The task:
Identify each line in the records below that contains the word "text", and copy it.

********

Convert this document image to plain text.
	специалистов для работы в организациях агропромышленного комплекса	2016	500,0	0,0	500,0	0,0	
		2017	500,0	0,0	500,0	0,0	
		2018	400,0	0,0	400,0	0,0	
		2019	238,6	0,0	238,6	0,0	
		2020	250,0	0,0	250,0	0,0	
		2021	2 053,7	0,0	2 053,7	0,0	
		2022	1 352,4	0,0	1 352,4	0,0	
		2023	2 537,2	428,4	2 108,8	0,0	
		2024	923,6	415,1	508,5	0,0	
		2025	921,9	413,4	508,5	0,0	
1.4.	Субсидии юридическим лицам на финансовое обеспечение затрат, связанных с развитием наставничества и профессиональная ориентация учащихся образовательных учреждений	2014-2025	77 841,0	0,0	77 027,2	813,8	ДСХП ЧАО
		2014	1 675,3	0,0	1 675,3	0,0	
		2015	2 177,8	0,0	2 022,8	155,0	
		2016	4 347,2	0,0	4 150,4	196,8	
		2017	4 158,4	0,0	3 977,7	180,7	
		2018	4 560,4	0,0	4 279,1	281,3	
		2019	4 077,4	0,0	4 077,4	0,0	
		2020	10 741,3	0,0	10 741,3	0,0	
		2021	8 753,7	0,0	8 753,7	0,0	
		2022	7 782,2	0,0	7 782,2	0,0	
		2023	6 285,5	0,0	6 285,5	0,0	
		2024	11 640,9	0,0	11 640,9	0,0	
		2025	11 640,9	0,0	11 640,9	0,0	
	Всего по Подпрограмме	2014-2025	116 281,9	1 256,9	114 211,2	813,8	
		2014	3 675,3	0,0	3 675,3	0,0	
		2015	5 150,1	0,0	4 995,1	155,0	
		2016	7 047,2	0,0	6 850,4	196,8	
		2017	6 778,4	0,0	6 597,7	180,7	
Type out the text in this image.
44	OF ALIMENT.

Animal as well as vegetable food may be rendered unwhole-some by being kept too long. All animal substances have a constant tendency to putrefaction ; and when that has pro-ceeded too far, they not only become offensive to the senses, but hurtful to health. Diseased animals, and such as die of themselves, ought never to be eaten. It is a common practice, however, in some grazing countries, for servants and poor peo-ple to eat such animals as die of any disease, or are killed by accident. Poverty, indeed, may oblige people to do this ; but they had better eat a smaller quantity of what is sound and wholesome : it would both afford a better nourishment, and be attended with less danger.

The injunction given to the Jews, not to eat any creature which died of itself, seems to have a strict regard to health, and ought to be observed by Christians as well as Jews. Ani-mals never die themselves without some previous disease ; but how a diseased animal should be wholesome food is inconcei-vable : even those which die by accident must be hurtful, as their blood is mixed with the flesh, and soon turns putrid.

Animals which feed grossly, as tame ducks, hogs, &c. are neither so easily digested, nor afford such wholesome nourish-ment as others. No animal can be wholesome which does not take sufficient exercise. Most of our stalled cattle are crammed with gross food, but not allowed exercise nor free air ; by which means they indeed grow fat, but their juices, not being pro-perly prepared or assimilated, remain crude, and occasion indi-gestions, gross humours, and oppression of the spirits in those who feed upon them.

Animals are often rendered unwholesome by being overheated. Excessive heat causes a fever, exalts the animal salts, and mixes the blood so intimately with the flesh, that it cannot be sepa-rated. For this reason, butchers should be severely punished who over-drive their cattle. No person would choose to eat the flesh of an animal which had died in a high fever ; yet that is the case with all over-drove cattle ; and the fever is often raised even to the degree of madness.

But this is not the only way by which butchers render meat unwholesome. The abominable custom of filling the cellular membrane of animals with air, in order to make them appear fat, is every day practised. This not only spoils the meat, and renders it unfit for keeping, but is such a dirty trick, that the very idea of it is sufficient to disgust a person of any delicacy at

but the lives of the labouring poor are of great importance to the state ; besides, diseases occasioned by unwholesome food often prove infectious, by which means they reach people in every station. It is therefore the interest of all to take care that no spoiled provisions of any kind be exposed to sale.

********

Completed task:
Convert this document image to plain text.
Type out the text in this image.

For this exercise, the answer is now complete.